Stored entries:
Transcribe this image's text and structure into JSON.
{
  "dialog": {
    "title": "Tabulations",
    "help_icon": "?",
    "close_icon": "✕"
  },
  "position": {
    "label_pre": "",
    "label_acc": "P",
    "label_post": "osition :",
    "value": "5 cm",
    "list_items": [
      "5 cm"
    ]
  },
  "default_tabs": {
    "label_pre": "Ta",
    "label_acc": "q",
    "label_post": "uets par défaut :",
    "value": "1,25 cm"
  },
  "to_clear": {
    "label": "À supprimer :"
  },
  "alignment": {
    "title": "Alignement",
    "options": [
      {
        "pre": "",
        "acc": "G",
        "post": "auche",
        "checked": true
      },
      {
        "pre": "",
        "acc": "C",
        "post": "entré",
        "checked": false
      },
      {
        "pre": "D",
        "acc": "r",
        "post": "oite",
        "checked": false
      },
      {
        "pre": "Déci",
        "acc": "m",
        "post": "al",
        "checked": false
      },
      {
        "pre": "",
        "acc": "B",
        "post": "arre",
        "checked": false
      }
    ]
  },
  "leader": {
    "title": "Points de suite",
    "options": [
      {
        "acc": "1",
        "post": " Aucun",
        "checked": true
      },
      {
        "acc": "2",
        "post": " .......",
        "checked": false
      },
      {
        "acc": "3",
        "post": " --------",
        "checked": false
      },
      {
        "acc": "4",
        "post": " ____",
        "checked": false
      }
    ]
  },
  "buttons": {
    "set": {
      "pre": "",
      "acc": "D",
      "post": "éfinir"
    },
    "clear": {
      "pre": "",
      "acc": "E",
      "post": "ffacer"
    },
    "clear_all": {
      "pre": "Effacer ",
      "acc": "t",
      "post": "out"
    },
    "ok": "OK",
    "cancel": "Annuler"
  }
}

** Work to do **
Determine how many lines of the data contain the word "title", and reply with that number only.

** Result for this task **
3